[Spatial annotation entries]
******

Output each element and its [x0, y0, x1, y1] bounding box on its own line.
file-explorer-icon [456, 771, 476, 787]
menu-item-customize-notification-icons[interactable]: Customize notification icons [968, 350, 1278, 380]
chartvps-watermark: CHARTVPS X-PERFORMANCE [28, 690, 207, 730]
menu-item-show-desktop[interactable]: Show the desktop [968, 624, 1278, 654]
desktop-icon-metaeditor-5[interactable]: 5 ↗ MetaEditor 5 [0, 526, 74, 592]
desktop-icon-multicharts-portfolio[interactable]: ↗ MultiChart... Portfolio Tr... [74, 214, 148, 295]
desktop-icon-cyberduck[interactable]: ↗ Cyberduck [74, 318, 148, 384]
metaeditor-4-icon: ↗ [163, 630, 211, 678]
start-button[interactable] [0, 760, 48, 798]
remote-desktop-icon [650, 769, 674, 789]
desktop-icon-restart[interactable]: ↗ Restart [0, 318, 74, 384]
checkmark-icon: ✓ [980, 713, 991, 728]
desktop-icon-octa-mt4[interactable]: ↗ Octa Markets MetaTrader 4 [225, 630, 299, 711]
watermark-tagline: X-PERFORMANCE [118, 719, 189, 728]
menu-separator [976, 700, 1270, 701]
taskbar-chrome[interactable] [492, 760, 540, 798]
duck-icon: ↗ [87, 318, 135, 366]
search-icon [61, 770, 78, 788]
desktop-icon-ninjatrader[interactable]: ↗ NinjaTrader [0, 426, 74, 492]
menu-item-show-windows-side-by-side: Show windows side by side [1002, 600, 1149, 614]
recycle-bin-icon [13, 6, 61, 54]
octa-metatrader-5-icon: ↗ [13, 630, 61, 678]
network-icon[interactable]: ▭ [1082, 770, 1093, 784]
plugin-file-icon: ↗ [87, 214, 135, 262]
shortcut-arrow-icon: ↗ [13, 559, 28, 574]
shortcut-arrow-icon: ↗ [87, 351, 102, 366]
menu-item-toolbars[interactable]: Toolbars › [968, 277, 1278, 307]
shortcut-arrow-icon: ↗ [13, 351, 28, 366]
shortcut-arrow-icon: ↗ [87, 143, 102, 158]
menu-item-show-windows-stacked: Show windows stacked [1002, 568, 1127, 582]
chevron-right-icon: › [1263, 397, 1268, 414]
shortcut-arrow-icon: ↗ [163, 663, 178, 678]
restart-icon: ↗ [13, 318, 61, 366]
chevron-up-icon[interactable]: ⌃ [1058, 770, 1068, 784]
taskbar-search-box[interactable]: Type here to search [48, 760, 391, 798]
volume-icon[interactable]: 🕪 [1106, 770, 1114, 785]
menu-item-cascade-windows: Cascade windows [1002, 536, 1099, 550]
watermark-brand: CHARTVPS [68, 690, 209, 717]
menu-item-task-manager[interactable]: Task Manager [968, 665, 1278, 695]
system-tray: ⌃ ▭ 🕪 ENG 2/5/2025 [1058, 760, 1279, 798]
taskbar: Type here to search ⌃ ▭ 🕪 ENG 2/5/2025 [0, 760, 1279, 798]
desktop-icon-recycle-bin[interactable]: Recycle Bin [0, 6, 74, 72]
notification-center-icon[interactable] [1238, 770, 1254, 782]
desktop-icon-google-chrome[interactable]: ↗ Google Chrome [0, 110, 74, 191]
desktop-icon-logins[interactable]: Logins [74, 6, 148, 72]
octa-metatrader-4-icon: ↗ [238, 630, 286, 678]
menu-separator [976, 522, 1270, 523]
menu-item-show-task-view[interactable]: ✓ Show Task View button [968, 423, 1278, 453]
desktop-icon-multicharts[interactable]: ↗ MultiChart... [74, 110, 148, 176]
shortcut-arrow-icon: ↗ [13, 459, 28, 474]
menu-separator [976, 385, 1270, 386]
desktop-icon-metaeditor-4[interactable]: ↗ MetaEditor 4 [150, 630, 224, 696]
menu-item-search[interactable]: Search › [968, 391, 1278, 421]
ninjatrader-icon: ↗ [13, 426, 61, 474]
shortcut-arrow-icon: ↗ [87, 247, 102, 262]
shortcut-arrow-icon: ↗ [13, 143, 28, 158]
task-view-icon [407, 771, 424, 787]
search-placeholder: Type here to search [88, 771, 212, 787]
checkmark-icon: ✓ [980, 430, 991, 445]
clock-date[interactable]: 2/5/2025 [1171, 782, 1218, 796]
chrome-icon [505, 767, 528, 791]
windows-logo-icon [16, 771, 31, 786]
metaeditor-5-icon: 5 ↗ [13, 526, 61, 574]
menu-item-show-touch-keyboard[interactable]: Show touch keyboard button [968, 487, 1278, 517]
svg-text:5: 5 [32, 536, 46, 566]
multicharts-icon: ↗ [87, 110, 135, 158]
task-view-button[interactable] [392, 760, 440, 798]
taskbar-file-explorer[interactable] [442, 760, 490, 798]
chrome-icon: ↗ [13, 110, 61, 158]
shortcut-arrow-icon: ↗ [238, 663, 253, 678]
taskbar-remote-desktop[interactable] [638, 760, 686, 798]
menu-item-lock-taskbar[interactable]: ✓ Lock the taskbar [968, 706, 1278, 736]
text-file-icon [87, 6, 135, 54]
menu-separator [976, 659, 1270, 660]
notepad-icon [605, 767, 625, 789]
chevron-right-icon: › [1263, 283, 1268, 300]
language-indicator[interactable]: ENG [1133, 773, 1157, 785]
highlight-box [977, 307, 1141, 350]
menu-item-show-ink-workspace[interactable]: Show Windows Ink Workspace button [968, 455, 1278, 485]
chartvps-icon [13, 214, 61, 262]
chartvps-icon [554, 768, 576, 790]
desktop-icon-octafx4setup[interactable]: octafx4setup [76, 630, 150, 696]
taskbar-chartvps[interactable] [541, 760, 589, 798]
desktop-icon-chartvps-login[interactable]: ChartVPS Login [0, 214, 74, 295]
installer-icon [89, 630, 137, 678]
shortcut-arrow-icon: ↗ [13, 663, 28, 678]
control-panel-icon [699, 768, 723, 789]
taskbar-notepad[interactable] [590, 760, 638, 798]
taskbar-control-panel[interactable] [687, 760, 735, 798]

******

# WHAT TO WORK ON
Tally the lines of the listing above that contain the string "right". Reply with the number only.

# ANSWER TO THIS TASK
2